- **MATERIAL SUPPLIED**:
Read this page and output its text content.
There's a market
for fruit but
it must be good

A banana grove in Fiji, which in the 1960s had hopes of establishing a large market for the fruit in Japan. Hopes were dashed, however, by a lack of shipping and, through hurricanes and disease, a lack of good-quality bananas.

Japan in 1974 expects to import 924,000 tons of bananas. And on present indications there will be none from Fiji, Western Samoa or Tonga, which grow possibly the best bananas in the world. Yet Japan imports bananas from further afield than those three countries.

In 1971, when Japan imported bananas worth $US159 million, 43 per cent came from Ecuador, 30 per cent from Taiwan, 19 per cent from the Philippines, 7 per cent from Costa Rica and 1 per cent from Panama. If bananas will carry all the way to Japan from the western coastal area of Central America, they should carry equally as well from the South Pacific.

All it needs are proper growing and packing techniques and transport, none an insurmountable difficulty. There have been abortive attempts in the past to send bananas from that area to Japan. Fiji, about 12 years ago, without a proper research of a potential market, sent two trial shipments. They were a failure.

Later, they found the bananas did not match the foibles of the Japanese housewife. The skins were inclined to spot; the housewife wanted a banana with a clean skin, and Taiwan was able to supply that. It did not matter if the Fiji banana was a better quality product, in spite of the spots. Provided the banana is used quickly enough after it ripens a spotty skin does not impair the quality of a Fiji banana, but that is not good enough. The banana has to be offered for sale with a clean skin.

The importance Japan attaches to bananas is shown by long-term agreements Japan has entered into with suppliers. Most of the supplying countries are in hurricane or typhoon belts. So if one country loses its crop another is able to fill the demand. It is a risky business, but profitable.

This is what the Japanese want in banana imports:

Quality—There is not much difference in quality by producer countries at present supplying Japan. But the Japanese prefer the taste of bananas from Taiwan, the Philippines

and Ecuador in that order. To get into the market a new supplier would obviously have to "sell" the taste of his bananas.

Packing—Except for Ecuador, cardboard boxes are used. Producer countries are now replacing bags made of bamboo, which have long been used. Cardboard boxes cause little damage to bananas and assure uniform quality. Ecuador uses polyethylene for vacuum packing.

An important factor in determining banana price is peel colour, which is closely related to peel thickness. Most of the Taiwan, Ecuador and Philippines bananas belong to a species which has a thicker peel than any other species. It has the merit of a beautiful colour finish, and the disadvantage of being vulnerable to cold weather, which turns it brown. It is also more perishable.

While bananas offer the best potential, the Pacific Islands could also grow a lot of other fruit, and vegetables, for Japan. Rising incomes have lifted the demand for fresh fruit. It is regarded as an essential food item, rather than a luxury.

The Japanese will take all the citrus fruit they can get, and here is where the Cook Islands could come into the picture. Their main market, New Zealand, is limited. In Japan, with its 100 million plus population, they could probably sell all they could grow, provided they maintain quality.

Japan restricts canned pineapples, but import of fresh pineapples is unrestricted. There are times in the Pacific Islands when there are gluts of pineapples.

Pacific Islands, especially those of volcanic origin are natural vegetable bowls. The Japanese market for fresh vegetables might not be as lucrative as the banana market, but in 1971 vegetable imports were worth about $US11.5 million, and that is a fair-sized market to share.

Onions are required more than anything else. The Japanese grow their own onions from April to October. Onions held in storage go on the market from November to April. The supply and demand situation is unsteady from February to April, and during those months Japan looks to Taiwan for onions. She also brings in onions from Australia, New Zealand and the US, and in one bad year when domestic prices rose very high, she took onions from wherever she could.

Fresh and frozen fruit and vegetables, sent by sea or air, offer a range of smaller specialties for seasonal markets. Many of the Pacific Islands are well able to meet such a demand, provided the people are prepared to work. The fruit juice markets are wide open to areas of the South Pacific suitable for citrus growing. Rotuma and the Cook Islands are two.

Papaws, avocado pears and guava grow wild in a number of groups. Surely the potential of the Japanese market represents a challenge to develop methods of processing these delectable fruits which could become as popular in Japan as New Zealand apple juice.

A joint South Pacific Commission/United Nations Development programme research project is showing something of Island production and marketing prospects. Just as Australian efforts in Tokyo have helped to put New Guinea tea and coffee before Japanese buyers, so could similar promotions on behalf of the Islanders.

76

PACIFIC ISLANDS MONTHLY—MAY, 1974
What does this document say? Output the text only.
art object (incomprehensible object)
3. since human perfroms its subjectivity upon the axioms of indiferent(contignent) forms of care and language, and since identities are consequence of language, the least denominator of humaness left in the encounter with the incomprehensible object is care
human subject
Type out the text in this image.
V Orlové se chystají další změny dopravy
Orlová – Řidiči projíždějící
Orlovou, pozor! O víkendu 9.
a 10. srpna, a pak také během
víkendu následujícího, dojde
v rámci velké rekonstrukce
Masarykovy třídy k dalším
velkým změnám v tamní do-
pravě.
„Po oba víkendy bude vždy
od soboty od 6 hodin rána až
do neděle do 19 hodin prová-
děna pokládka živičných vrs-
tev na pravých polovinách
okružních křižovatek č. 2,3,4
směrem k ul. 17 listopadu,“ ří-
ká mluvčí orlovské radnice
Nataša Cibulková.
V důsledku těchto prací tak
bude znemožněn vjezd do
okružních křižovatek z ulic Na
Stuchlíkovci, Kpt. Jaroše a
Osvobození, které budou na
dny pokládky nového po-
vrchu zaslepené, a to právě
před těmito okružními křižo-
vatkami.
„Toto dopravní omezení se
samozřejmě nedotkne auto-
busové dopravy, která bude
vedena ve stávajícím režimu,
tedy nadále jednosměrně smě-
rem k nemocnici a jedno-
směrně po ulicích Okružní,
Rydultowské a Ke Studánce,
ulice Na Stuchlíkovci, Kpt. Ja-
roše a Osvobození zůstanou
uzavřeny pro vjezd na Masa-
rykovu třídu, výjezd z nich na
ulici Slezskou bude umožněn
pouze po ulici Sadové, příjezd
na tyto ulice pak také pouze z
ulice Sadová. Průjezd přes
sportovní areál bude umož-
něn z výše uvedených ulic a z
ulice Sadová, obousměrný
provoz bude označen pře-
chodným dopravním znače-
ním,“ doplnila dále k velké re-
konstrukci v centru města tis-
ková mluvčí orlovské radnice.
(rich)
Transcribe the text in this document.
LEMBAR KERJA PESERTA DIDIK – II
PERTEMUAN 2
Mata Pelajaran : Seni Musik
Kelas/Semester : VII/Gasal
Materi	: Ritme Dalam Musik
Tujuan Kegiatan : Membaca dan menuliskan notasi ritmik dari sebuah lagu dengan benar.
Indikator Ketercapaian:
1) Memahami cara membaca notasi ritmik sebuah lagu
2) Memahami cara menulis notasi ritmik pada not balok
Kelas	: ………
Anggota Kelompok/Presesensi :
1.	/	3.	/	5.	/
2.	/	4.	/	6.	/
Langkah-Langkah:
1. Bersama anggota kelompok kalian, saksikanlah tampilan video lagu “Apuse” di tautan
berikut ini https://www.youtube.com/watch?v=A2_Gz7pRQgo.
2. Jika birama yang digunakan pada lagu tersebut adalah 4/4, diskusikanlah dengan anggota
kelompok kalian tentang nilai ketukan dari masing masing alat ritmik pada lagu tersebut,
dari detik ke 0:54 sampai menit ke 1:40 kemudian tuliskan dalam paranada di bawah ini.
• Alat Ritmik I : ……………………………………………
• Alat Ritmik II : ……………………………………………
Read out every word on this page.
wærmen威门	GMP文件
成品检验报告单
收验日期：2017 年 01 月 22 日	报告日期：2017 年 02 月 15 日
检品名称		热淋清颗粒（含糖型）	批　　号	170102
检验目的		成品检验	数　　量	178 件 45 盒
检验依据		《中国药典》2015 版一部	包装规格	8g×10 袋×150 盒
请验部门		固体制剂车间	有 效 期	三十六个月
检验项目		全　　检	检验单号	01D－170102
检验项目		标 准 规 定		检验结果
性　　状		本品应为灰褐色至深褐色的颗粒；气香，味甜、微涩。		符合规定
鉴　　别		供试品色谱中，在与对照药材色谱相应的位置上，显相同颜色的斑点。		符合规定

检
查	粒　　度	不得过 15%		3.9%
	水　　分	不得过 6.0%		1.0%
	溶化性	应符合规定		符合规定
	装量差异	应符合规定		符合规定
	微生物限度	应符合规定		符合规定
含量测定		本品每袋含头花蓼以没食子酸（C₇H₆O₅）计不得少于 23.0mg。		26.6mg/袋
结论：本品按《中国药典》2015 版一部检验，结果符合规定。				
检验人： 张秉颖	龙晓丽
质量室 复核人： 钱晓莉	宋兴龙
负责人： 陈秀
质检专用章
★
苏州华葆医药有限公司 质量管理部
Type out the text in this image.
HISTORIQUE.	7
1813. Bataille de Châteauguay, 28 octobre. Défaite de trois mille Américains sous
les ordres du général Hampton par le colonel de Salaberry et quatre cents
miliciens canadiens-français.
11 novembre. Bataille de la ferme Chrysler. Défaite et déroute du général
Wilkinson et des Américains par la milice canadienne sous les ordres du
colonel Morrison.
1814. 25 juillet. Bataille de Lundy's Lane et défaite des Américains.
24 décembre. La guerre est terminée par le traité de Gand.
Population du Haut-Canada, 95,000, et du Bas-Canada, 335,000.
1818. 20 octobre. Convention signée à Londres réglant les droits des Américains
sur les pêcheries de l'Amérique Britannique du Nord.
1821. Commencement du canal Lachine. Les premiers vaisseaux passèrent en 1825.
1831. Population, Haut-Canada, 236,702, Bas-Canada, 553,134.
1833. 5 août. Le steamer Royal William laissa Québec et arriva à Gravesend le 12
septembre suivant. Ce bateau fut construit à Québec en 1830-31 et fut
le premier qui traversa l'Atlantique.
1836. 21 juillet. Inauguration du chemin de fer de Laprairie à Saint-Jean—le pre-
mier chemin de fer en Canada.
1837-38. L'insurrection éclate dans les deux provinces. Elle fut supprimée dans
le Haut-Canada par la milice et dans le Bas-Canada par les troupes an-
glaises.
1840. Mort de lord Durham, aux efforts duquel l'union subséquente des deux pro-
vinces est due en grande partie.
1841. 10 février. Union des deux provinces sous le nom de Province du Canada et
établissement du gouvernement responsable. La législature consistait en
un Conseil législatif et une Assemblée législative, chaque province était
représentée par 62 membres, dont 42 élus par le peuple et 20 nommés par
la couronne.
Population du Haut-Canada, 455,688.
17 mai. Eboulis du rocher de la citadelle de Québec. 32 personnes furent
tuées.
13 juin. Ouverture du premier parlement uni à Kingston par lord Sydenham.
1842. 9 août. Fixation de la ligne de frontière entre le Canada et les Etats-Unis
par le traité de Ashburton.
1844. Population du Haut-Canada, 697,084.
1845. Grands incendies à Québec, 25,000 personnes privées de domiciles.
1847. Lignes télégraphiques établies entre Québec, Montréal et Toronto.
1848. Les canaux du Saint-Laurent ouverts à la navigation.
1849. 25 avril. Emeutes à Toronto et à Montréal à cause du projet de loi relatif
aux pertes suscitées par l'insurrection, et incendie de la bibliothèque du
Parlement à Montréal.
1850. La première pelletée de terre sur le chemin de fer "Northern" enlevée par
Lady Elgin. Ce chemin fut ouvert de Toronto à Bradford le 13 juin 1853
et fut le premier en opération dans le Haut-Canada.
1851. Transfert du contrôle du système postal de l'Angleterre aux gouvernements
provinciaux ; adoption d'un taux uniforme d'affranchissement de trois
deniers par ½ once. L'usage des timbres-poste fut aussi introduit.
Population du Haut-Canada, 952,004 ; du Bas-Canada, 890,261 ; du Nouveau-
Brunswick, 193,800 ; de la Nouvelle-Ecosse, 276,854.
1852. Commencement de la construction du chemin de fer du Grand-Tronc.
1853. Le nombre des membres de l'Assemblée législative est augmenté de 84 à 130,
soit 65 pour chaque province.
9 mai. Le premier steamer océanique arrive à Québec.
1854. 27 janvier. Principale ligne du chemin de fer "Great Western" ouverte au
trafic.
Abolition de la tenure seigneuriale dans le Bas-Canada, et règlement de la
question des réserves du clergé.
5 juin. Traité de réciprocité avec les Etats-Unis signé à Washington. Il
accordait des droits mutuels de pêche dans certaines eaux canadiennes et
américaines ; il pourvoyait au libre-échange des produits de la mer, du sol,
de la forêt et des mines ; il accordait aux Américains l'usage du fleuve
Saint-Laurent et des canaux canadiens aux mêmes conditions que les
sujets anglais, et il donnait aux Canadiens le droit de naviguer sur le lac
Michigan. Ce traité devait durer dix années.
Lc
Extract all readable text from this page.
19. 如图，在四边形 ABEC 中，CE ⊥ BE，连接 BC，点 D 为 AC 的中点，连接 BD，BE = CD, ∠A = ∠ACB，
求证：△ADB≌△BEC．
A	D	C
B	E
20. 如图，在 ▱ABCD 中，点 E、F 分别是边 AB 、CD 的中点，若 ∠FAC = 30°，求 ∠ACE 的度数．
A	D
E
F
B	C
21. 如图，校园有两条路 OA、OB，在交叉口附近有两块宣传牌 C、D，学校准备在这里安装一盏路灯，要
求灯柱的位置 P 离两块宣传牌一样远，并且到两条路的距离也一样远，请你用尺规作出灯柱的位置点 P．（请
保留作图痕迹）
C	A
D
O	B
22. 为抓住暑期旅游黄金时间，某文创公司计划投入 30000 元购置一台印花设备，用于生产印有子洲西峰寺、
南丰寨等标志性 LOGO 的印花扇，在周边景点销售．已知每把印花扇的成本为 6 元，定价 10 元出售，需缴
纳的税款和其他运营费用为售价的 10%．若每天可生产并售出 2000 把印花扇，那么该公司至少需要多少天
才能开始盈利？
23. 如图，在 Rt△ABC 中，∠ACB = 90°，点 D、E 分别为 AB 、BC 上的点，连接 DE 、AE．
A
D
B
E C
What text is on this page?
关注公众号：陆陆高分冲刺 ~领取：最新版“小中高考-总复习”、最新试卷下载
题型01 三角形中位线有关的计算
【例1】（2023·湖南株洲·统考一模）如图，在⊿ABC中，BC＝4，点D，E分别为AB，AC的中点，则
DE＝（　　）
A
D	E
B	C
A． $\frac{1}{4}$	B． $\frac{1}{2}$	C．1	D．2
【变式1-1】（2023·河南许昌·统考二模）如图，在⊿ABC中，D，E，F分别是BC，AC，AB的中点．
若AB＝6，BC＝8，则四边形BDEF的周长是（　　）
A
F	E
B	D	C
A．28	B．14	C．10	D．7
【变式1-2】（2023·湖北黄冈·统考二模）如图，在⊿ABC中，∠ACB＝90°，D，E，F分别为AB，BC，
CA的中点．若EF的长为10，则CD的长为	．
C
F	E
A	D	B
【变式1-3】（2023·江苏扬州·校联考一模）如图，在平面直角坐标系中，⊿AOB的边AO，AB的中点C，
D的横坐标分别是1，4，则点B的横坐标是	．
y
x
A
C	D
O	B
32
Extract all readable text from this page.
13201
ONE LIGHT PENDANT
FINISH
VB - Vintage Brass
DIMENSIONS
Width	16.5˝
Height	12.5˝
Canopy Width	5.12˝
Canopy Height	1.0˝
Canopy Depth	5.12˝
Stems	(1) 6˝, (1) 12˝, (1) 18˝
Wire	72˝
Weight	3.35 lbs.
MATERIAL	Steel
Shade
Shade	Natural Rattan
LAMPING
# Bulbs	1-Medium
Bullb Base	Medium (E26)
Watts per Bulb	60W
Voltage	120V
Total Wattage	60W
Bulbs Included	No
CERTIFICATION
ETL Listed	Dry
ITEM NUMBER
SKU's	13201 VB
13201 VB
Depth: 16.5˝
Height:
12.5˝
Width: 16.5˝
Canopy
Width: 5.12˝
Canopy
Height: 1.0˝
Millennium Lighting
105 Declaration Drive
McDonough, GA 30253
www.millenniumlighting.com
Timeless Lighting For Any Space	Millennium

- **GOAL**:
Reply with the number of lines in the material above that contain "ABC中", and nothing more.

- **EXERCISE RESULT**:
3